5th E of Tech Ecosystem Building: Economically resilient (Micro)

5th E of Tech Ecosystem Building: Economically resilient (Micro)

Pinhome CEO Dara shares an example use case on our podcast:

“So we always measure metrics such as CLV to CAC ratio. We want to maintain a more than 4x customer lifetime value over customer acquisition cost. Retention efforts can include a lot of other things, such as loyalty programs and customer support, to ensure satisfaction and repeat business.

We also cross-sell, right? And when we cross-sell, we acquire users with lower CAC products, such as home services, and then cross-sell them and upgrade them to high CLV products, such as brokerage or mortgage refinancing.”

Carro CFO Ernest shares their approach on our podcast:

“The idea is to cross-sell financing where we get commissions or monthly interest, cross-sell insurance and target yearly renewals, to build products and services that our customers love and capture returning customers including after sales services every 6 months, insurance renewals every year. 

Essentially many of the things we do strengthens and reinforce customer lifetime value. Last quarter, our annual GP grew nearly 200% for mobility, nearly 150% for aftersales and 50% each for financing and insurance.”

Digital bank Tonik CEO and founder Greg Krasnov shares an example from their loan portfolio on our podcast:

“We’ve also created a cash loan product, which is an upsell to the good clients that we have, because once a client has proven to us that they can repay, we’ll want to offer them the next loan and the next loan…That’s a product that’s done really well for us.”

(6) Tech ecosystems are built on macro-economically resilient product stacks

Product diversification should support customers through different economic cycles or externalities.

6th E of Building Tech Ecosystems: Economically resilient (Macro)

6th E of Building Tech Ecosystems: Economically resilient (Macro)

Tonik CEO Greg shares on our podcast about how the current market has impacted Tonik’s approach to building a diversified loan portfolio:

“Having a diversified product portfolio on the asset side—on the lending side—is very important to making sure the bank is sustainable through different economic cycles.

And, when times get tough, of course, you want to be more safe, more secure in the types of loans that you do. And it could mean security in terms of pledges over some assets. It could mean security in terms of the customer making a down payment against something that he’s bought with your loan, which is the case in our sales finance.

We typically require about a 20% down payment from the customer himself. Let’s say they buy a TV. We provide 80% of the financing, but 20% has to be given by the customer himself. The big loan, of course, has security on the property.

● Stated task 1: In the passage on building tech ecosystems, what CLV to CAC ratio does Pinhome want to maintain?
● Stated task 2: Copy the part of the tech ecosystem passage starting with "We also cross-sell, right?" and going on through "renewals every year.".

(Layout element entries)
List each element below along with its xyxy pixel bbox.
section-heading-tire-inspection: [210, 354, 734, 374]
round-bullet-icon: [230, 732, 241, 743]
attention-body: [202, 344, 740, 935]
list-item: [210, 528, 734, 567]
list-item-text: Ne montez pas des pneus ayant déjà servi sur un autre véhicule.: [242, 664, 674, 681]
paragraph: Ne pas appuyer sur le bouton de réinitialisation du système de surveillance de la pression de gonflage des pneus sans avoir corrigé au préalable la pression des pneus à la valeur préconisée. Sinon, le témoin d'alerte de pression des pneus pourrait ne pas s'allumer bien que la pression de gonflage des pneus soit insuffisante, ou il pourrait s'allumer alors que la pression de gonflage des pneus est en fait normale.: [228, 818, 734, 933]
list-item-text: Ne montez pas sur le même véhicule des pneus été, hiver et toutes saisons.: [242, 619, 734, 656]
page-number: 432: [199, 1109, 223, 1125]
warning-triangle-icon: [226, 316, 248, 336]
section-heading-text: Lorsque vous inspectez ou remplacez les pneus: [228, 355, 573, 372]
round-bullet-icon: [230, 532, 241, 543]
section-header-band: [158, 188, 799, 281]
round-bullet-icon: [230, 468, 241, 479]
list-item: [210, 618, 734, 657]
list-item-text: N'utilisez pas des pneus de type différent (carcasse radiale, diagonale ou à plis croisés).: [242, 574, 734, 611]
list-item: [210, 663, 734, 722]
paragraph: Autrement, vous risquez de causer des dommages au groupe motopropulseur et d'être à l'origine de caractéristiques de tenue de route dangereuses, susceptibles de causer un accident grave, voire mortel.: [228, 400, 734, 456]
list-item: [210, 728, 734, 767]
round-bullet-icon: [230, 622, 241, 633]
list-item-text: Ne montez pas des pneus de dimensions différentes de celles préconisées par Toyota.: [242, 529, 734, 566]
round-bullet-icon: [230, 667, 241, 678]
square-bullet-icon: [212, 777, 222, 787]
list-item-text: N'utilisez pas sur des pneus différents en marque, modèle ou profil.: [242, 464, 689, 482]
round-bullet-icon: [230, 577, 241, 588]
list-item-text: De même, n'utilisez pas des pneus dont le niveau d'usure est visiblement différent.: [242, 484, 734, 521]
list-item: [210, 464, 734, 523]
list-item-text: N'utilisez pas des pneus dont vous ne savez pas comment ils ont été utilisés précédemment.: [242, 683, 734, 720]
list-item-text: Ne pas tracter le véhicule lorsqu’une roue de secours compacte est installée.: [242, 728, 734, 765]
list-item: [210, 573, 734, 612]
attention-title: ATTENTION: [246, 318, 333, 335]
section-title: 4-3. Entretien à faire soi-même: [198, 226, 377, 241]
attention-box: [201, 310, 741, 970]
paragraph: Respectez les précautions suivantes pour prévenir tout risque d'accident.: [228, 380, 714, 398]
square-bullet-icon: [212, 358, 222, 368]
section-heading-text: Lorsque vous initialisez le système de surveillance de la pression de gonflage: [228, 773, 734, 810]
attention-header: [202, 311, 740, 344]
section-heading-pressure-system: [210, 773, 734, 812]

● Written reply 1: More than 4x customer lifetime value over customer acquisition cost.

● Written reply 2:
We also cross-sell, right? And when we cross-sell, we acquire users with lower CAC products, such as home services, and then cross-sell them and upgrade them to high CLV products, such as brokerage or mortgage refinancing.”

Carro CFO Ernest shares their approach on our podcast:

“The idea is to cross-sell financing where we get commissions or monthly interest, cross-sell insurance and target yearly renewals, to build products and services that our customers love and capture returning customers including after sales services every 6 months, insurance renewals every year.